Problem details: Lines containing the string "JSON" are to be collected in full.

* Begin Material for this task *

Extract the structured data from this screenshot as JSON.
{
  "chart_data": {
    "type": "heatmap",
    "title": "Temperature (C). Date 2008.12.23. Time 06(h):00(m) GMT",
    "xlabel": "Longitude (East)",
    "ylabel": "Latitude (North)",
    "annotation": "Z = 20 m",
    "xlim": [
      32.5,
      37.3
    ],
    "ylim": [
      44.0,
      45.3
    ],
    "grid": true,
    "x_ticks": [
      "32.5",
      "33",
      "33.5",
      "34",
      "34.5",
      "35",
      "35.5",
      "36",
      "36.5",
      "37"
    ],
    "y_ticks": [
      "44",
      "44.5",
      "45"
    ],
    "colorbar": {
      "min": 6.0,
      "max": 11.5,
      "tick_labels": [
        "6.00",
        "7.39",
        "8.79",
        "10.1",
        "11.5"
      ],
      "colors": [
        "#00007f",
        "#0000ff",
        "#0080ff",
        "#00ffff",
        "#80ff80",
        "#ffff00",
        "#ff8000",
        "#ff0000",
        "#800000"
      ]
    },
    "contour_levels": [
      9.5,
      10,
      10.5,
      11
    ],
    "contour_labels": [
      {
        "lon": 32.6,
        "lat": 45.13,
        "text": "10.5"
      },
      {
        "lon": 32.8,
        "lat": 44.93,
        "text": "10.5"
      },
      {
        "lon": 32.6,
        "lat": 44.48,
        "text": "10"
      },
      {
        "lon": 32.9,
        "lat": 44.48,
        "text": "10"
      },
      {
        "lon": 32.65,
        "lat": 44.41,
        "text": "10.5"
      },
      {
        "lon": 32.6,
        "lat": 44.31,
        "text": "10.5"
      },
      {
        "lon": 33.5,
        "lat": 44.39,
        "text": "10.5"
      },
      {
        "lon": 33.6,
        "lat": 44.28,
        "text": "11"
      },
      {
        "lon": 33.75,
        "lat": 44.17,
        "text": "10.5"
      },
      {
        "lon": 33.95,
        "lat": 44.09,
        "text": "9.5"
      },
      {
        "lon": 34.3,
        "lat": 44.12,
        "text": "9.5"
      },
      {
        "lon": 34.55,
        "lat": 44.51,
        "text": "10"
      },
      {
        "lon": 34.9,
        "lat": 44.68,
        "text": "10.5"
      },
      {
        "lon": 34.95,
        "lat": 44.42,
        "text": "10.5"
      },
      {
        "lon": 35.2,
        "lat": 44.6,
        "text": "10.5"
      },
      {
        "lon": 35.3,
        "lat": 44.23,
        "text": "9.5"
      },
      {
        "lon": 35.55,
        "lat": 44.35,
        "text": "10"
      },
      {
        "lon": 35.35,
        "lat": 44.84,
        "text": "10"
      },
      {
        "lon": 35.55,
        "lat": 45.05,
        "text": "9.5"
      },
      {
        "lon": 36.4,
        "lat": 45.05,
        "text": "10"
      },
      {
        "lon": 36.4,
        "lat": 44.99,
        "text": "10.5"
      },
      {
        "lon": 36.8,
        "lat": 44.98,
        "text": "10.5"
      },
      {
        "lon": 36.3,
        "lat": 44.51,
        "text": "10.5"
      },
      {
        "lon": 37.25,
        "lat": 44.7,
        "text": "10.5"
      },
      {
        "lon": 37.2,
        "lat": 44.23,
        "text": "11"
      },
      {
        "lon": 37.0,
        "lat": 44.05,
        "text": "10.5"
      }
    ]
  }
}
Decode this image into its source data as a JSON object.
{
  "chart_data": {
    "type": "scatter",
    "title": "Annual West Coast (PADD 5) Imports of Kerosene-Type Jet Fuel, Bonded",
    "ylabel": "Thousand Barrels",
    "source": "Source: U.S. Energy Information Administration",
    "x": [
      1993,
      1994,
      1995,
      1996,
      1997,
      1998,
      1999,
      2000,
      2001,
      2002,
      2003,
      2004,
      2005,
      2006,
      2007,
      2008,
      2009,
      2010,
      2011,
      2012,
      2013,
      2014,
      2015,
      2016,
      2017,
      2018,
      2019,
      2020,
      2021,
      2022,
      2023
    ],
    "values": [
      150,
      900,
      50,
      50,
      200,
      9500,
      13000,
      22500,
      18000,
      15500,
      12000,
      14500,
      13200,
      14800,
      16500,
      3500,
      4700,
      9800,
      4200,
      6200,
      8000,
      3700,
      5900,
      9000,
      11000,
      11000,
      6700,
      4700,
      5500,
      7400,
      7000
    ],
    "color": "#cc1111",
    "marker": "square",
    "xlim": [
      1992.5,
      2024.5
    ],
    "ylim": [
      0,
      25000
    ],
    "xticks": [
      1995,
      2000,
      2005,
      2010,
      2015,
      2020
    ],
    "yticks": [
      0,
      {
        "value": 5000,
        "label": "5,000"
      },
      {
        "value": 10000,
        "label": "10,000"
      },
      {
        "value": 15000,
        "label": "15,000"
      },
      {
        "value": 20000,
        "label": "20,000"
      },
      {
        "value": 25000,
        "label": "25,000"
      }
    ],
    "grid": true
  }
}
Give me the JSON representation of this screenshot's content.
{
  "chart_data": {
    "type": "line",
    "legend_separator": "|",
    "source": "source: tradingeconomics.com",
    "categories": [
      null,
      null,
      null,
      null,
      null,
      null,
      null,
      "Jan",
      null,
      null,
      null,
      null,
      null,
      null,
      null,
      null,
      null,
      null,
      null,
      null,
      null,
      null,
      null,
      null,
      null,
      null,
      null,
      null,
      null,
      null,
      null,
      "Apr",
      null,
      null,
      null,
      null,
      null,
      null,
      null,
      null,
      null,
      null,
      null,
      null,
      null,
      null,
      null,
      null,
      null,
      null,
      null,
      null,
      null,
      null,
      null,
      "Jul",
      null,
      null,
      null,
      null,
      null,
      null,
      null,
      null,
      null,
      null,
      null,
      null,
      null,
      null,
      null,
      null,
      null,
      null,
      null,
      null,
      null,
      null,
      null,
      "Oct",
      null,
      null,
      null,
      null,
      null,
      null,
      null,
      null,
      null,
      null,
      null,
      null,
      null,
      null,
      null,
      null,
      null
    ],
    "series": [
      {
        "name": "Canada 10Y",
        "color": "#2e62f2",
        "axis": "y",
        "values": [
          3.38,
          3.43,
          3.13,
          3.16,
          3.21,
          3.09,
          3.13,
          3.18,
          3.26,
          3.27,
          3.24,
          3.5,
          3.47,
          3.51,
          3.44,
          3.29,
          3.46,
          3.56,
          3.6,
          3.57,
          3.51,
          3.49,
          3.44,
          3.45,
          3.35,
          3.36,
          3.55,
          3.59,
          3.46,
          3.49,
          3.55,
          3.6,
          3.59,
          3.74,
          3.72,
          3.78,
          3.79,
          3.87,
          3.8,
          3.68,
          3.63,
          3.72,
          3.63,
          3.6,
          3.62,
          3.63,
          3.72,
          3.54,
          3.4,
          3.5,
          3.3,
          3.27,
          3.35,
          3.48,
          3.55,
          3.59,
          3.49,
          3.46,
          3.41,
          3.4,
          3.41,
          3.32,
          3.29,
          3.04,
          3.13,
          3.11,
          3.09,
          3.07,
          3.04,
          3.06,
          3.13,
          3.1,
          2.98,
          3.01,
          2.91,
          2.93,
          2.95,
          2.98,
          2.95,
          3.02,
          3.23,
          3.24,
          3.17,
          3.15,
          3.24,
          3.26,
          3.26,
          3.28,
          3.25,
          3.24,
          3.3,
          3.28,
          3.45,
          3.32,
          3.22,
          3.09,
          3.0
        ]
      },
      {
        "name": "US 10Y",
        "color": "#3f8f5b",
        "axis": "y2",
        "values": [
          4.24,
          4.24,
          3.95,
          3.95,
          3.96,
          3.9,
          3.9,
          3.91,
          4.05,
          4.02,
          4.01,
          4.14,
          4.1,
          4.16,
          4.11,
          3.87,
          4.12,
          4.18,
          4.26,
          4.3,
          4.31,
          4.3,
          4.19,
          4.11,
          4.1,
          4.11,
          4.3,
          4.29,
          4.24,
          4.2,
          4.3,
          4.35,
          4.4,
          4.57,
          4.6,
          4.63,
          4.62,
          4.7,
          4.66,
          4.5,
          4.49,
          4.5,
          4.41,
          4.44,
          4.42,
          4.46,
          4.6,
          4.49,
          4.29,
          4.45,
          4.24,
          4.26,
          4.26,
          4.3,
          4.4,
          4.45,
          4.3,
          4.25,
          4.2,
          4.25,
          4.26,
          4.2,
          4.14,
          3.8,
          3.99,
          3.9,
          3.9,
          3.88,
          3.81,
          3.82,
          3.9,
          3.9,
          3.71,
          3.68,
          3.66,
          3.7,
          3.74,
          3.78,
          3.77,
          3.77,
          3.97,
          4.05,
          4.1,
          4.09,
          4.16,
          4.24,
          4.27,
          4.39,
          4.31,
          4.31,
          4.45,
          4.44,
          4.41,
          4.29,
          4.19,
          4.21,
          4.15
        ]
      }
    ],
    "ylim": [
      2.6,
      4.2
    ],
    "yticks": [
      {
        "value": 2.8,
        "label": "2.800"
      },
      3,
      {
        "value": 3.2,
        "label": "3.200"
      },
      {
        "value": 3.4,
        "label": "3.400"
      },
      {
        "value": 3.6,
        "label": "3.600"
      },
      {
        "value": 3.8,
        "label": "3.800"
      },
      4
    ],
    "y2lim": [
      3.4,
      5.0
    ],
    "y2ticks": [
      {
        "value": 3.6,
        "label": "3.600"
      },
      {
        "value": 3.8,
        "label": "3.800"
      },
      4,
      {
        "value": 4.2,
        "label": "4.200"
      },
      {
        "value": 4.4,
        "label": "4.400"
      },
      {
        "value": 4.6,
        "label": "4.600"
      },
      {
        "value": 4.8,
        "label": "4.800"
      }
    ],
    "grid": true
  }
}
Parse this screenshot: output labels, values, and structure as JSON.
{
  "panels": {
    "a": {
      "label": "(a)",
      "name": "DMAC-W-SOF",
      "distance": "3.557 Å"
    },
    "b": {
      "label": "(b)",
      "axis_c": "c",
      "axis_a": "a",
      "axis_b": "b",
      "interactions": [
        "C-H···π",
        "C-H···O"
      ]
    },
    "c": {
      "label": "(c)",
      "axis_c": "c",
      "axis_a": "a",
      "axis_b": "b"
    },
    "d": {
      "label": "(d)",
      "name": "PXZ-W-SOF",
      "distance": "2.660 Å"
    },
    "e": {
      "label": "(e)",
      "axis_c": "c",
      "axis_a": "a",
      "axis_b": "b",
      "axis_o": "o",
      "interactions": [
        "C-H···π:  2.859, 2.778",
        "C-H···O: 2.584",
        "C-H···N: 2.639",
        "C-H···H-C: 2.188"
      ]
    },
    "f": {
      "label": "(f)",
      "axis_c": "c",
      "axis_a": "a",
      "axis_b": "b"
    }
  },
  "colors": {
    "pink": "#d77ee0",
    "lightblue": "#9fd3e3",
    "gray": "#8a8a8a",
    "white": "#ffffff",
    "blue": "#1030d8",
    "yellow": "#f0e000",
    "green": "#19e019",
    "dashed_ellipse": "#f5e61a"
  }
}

* End Material for this task *

Result for this task:
Extract the structured data from this screenshot as JSON.
Decode this image into its source data as a JSON object.
Give me the JSON representation of this screenshot's content.
Parse this screenshot: output labels, values, and structure as JSON.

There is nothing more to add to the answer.